> TASK GOAL
The records below hold pictures; please leave those out and retype the rest exactly.

> EXERCISE MATERIALS
━━━━━━━━━━━━━━━━━━━━━━━━━━━━━━

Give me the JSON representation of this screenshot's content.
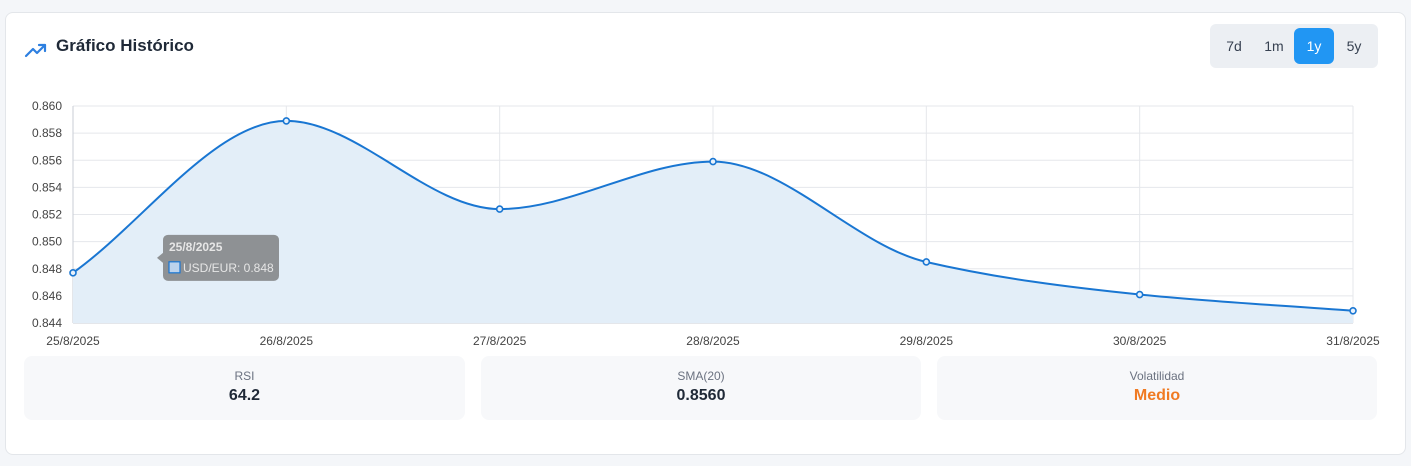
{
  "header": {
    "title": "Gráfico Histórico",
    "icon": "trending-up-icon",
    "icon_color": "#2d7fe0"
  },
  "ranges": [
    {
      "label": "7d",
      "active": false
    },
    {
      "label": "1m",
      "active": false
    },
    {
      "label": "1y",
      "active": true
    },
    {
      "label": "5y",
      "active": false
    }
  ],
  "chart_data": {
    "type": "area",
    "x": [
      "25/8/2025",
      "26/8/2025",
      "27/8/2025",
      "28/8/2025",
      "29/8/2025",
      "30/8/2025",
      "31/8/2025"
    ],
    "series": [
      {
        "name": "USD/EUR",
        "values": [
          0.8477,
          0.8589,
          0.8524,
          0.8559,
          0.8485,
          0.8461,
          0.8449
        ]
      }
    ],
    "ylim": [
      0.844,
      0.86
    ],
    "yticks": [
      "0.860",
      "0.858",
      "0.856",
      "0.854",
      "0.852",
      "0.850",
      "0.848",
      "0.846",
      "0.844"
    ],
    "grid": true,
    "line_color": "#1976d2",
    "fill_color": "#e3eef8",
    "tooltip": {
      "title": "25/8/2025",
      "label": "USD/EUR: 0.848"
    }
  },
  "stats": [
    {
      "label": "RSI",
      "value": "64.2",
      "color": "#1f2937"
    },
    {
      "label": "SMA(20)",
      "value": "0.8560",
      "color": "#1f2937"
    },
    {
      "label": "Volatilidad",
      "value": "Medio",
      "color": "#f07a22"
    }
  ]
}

━━━━━━━━━━━━━━━━━━━━━━━━━━━━━━

> ANSWER BELOW
Give me the JSON representation of this screenshot's content.
{
  "header": {
    "title": "Gráfico Histórico",
    "icon": "trending-up-icon",
    "icon_color": "#2d7fe0"
  },
  "ranges": [
    {
      "label": "7d",
      "active": false
    },
    {
      "label": "1m",
      "active": false
    },
    {
      "label": "1y",
      "active": true
    },
    {
      "label": "5y",
      "active": false
    }
  ],
  "chart_data": {
    "type": "area",
    "x": [
      "25/8/2025",
      "26/8/2025",
      "27/8/2025",
      "28/8/2025",
      "29/8/2025",
      "30/8/2025",
      "31/8/2025"
    ],
    "series": [
      {
        "name": "USD/EUR",
        "values": [
          0.8477,
          0.8589,
          0.8524,
          0.8559,
          0.8485,
          0.8461,
          0.8449
        ]
      }
    ],
    "ylim": [
      0.844,
      0.86
    ],
    "yticks": [
      "0.860",
      "0.858",
      "0.856",
      "0.854",
      "0.852",
      "0.850",
      "0.848",
      "0.846",
      "0.844"
    ],
    "grid": true,
    "line_color": "#1976d2",
    "fill_color": "#e3eef8",
    "tooltip": {
      "title": "25/8/2025",
      "label": "USD/EUR: 0.848"
    }
  },
  "stats": [
    {
      "label": "RSI",
      "value": "64.2",
      "color": "#1f2937"
    },
    {
      "label": "SMA(20)",
      "value": "0.8560",
      "color": "#1f2937"
    },
    {
      "label": "Volatilidad",
      "value": "Medio",
      "color": "#f07a22"
    }
  ]
}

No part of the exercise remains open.